(Records from a dataset)
* START *

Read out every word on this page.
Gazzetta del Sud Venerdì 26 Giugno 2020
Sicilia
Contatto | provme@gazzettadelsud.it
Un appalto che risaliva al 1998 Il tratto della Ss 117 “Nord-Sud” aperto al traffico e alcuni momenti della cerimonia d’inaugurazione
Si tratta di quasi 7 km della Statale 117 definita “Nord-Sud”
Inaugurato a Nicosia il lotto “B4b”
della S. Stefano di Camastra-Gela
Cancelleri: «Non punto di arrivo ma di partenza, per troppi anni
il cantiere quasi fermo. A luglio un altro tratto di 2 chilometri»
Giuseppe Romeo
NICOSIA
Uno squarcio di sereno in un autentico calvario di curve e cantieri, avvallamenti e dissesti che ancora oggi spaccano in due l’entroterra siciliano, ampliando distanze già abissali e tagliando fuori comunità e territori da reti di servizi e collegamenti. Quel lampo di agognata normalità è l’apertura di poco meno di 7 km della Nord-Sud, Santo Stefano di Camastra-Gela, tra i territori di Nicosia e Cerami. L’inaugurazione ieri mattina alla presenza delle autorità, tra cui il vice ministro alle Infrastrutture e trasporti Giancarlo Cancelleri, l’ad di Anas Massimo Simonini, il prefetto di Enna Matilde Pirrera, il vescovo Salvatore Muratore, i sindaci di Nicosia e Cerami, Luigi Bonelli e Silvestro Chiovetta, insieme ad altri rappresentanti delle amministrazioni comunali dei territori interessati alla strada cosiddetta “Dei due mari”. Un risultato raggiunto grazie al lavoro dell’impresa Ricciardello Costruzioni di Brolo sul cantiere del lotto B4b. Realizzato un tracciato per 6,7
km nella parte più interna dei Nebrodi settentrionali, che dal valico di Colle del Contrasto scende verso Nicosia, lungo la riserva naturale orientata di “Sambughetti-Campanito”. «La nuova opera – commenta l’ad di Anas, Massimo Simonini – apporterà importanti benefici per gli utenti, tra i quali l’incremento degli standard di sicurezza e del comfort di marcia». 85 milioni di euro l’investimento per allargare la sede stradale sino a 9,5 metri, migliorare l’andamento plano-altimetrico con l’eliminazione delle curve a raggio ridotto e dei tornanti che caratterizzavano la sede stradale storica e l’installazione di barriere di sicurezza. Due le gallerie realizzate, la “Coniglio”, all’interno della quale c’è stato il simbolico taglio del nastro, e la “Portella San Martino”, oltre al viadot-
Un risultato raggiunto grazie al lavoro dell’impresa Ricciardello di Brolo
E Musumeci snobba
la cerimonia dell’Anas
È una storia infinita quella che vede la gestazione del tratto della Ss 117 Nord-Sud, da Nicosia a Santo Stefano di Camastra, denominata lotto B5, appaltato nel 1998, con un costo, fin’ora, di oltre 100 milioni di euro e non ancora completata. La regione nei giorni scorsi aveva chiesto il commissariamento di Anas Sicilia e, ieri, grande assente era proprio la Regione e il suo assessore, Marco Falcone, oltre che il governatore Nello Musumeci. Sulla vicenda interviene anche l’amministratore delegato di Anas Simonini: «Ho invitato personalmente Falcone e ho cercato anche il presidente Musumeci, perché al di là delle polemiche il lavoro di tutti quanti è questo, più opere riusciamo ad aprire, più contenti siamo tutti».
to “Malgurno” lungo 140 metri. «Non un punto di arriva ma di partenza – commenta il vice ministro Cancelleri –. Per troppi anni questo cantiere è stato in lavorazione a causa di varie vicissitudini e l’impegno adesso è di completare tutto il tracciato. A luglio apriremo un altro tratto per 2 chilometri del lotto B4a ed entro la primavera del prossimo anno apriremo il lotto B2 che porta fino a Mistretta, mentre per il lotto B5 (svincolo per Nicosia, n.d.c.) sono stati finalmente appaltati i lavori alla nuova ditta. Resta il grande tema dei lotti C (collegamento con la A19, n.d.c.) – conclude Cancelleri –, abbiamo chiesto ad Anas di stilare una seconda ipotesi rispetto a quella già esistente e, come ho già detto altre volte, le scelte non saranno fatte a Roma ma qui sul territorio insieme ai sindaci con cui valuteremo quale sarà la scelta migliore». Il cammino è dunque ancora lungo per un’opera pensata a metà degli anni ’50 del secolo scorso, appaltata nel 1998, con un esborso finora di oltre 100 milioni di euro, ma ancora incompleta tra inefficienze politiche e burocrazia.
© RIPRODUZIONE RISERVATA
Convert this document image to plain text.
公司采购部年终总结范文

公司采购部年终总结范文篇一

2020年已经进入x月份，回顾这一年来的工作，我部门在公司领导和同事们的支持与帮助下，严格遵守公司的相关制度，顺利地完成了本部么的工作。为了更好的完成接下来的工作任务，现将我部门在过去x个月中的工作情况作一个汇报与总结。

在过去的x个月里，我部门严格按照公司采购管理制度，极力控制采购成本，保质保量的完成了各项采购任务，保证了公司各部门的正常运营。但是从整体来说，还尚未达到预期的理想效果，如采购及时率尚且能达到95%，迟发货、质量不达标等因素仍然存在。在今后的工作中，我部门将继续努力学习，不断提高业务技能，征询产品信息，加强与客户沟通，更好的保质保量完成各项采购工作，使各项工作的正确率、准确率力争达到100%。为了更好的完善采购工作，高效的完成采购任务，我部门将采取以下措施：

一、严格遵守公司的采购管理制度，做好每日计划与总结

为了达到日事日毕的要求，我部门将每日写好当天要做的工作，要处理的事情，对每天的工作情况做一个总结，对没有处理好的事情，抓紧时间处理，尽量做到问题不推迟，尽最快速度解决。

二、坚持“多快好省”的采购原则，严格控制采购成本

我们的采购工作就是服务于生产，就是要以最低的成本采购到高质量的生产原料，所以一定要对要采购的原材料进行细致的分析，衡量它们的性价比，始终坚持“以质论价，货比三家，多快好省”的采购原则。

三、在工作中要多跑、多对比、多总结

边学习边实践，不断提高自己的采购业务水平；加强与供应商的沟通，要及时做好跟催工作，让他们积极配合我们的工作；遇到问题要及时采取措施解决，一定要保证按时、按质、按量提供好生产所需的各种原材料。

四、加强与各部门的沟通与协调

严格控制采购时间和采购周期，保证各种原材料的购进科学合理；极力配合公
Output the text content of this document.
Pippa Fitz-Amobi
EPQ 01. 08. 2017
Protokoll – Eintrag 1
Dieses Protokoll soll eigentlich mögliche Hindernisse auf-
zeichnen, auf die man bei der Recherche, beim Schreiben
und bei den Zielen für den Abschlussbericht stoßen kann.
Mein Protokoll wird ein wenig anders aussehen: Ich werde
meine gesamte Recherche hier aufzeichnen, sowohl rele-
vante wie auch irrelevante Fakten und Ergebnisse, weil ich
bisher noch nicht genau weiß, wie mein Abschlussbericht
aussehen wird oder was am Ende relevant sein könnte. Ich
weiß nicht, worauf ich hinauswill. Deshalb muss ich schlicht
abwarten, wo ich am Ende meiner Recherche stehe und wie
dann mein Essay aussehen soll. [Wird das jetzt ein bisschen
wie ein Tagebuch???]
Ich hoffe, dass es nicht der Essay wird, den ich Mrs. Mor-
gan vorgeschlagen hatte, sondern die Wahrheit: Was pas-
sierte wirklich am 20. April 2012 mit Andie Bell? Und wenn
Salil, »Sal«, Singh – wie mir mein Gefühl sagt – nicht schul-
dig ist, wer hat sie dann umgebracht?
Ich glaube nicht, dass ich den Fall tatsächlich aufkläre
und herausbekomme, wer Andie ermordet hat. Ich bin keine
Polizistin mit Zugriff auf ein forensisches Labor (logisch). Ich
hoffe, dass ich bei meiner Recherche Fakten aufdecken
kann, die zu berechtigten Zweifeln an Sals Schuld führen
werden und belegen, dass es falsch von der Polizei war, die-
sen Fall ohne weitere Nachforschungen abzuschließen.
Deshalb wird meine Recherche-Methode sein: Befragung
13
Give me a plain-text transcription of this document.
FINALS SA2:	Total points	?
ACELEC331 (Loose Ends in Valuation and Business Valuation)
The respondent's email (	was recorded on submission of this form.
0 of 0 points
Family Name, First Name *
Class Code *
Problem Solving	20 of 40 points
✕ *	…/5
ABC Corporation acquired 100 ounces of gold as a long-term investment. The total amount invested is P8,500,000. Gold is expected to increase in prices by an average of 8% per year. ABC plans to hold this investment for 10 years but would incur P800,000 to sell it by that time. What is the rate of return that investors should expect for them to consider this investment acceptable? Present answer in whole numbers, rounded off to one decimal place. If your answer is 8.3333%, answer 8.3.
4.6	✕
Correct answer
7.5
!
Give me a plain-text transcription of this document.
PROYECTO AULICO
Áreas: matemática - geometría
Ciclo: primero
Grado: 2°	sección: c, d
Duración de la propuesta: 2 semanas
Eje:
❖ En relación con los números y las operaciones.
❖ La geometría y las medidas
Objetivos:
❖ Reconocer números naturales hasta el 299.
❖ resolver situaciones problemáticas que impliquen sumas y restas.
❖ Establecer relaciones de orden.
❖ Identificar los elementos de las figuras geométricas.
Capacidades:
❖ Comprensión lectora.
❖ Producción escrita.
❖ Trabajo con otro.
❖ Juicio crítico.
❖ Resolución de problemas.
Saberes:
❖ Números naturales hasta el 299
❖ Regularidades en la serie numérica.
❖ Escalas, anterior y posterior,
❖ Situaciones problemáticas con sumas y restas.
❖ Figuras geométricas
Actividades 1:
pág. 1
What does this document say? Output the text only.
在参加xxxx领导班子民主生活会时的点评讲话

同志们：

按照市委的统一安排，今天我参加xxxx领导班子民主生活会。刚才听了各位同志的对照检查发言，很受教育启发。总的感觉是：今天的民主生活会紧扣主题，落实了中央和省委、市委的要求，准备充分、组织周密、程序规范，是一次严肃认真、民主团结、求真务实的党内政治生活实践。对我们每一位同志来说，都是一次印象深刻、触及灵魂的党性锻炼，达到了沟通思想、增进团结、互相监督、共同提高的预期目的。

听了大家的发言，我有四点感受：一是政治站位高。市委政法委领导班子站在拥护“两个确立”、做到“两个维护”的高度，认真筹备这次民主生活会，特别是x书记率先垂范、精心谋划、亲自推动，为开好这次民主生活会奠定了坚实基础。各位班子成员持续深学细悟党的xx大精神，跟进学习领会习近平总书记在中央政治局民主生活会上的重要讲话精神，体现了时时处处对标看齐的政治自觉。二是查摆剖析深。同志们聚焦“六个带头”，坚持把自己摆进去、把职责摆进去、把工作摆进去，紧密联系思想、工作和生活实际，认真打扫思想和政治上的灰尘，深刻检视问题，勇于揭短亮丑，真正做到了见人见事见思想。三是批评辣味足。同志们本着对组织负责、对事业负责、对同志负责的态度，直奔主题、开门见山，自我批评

* END *

What is expected: Among the entries, how many lines include the word "sindaci"? Answer with a single number and nothing further.

Solution to this exercise: 2